Locate every line in the records below that holds the word "icon" and return each one.
-- ENTRIES SUPPLIED start --
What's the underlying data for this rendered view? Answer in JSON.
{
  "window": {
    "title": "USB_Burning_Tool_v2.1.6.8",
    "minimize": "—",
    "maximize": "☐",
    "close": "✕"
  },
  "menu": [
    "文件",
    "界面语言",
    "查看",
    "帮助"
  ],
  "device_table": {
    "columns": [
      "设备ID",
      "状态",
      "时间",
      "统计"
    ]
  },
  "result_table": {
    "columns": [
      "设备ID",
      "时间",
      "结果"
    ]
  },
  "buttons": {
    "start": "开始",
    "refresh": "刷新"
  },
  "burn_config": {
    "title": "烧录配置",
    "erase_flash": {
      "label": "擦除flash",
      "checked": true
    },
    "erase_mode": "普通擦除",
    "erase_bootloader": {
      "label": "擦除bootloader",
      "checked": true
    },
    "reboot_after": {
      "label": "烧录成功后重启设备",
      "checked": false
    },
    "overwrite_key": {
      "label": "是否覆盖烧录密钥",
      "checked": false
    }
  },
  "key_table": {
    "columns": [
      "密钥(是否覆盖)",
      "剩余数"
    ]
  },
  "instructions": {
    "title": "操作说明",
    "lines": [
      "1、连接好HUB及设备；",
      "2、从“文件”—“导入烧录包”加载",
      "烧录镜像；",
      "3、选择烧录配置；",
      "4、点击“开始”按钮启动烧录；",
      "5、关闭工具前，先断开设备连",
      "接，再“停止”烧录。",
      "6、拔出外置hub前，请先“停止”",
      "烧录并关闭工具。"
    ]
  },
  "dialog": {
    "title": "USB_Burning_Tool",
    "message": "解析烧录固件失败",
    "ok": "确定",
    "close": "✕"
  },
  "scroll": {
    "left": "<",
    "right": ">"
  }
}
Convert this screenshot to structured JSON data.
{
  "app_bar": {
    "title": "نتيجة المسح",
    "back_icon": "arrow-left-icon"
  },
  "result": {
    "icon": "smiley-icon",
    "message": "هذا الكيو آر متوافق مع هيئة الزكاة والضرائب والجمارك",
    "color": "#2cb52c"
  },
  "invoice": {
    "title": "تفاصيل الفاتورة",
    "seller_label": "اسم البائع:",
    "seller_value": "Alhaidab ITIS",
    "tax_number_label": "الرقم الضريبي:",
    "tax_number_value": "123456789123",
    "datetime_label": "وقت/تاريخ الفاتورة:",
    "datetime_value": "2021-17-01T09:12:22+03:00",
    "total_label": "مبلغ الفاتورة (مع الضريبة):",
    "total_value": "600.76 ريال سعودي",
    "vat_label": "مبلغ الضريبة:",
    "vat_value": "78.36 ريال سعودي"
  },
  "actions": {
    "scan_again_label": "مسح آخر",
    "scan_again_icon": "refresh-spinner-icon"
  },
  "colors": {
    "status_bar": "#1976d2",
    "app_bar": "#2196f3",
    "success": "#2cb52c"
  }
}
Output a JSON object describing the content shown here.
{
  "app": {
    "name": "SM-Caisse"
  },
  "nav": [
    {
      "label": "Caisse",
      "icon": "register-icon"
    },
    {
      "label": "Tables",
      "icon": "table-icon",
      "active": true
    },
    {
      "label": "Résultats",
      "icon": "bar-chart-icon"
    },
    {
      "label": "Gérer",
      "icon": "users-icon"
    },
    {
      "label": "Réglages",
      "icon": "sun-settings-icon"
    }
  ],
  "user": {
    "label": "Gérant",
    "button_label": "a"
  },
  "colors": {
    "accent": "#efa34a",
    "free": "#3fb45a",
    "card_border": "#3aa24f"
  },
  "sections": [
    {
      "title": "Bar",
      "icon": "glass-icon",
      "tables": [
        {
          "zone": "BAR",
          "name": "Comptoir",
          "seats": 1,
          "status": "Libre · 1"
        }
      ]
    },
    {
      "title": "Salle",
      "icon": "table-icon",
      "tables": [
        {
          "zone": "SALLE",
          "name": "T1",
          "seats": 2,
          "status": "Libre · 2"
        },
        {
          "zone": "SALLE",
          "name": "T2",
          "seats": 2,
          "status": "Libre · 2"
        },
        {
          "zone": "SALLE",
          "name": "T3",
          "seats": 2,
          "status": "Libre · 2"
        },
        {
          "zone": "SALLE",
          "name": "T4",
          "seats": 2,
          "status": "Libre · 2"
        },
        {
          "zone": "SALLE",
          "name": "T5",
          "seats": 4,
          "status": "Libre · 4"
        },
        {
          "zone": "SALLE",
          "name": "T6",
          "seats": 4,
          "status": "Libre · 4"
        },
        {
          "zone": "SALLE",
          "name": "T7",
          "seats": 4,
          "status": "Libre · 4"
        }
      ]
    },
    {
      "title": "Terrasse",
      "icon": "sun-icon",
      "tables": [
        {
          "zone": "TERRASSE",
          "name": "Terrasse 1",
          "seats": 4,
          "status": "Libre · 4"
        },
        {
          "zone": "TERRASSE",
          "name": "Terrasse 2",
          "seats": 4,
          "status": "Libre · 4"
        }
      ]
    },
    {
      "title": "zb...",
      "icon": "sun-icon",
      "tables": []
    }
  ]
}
-- ENTRIES SUPPLIED end --
→ **EXERCISE RESPONSE**:
    "back_icon": "arrow-left-icon"
    "icon": "smiley-icon",
    "scan_again_icon": "refresh-spinner-icon"
      "icon": "register-icon"
      "icon": "table-icon",
      "icon": "bar-chart-icon"
      "icon": "users-icon"
      "icon": "sun-settings-icon"
      "icon": "glass-icon",
      "icon": "table-icon",
      "icon": "sun-icon",
      "icon": "sun-icon",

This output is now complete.